What you are asked to do
In the records that follow, locate every line with "icon" and extract it.

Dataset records

▽

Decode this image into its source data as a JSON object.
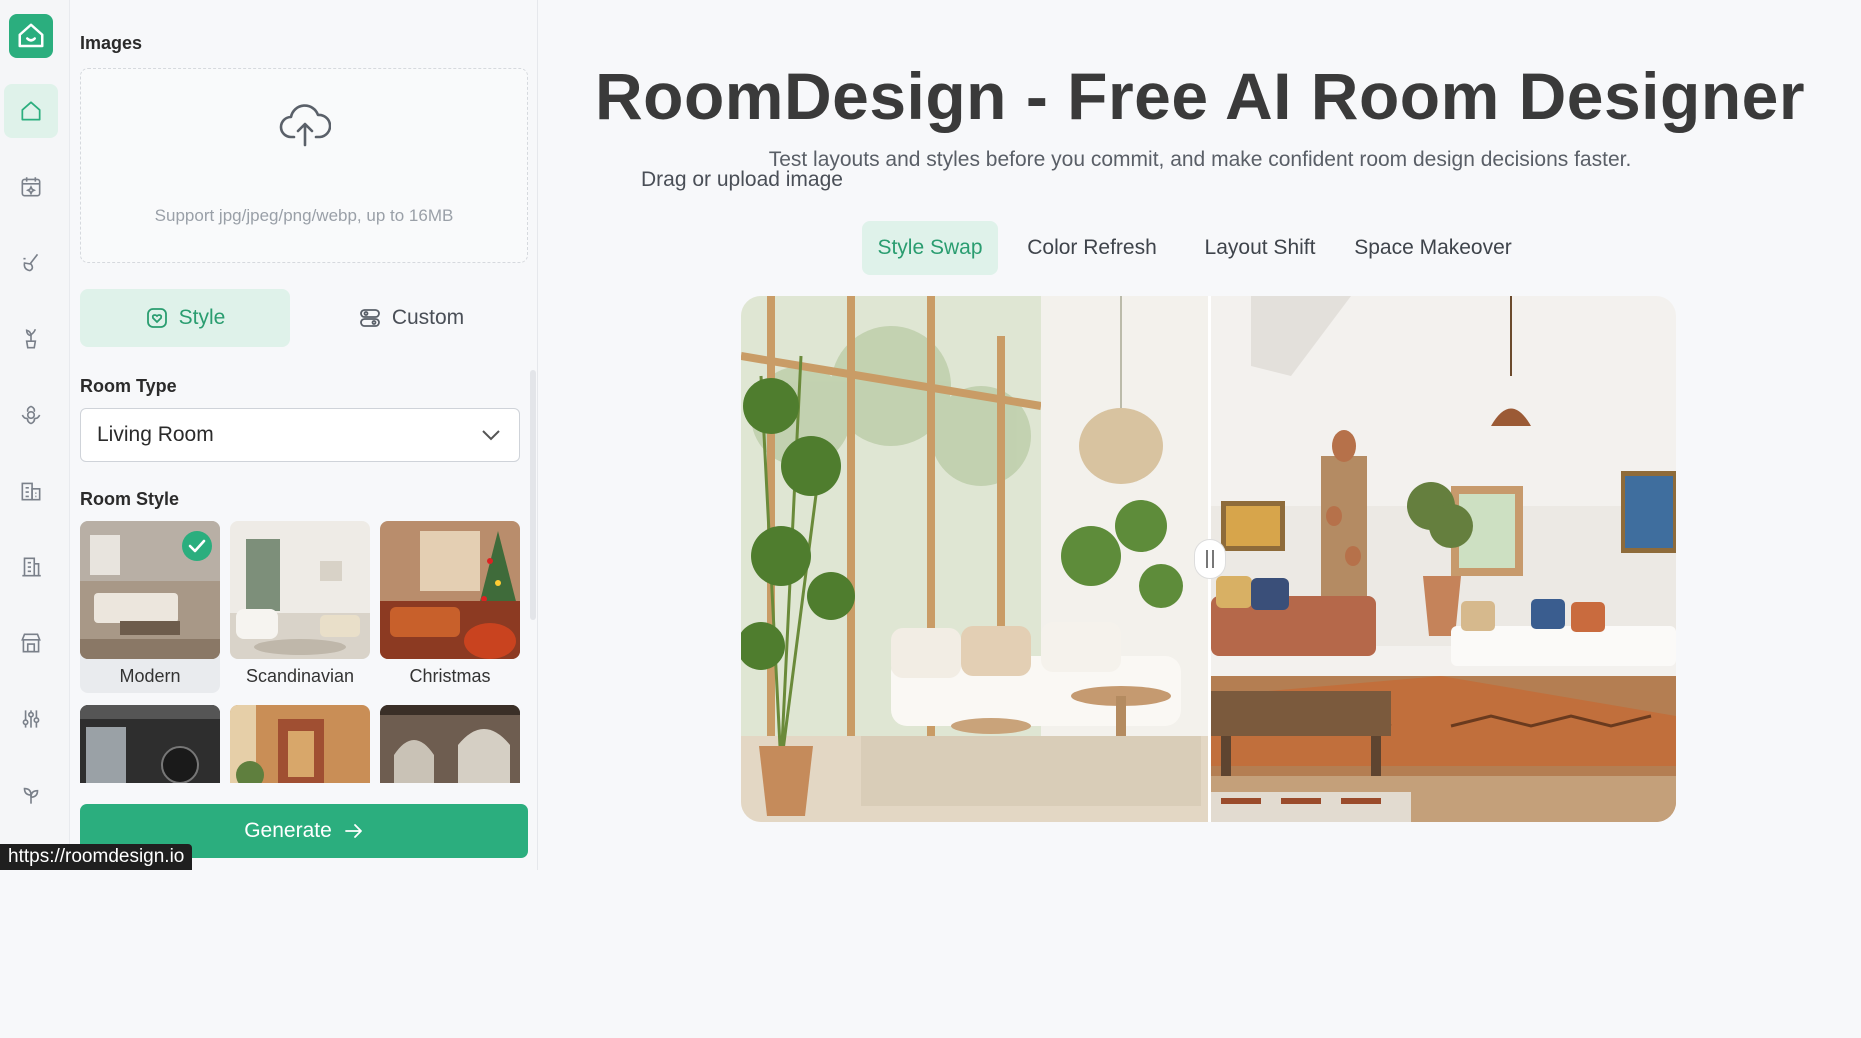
{
  "sidebar": {
    "items": [
      {
        "icon": "home-icon",
        "active": true
      },
      {
        "icon": "calendar-sparkle-icon",
        "active": false
      },
      {
        "icon": "paint-brush-icon",
        "active": false
      },
      {
        "icon": "plant-pot-icon",
        "active": false
      },
      {
        "icon": "flower-icon",
        "active": false
      },
      {
        "icon": "building-icon",
        "active": false
      },
      {
        "icon": "office-building-icon",
        "active": false
      },
      {
        "icon": "storefront-icon",
        "active": false
      },
      {
        "icon": "sliders-icon",
        "active": false
      },
      {
        "icon": "sprout-icon",
        "active": false
      }
    ]
  },
  "panel": {
    "images_label": "Images",
    "upload_main": "Drag or upload image",
    "upload_sub": "Support jpg/jpeg/png/webp, up to 16MB",
    "tab_style": "Style",
    "tab_custom": "Custom",
    "room_type_label": "Room Type",
    "room_type_value": "Living Room",
    "room_style_label": "Room Style",
    "styles": [
      {
        "name": "Modern",
        "selected": true
      },
      {
        "name": "Scandinavian",
        "selected": false
      },
      {
        "name": "Christmas",
        "selected": false
      }
    ],
    "generate_label": "Generate"
  },
  "main": {
    "title": "RoomDesign - Free AI Room Designer",
    "subtitle": "Test layouts and styles before you commit, and make confident room design decisions faster.",
    "tabs": [
      {
        "label": "Style Swap",
        "active": true
      },
      {
        "label": "Color Refresh",
        "active": false
      },
      {
        "label": "Layout Shift",
        "active": false
      },
      {
        "label": "Space Makeover",
        "active": false
      }
    ]
  },
  "status_url": "https://roomdesign.io",
  "colors": {
    "accent": "#2bae7e",
    "accent_light": "#dff2ea"
  }
}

△

Written reply
        "icon": "home-icon",
        "icon": "calendar-sparkle-icon",
        "icon": "paint-brush-icon",
        "icon": "plant-pot-icon",
        "icon": "flower-icon",
        "icon": "building-icon",
        "icon": "office-building-icon",
        "icon": "storefront-icon",
        "icon": "sliders-icon",
        "icon": "sprout-icon",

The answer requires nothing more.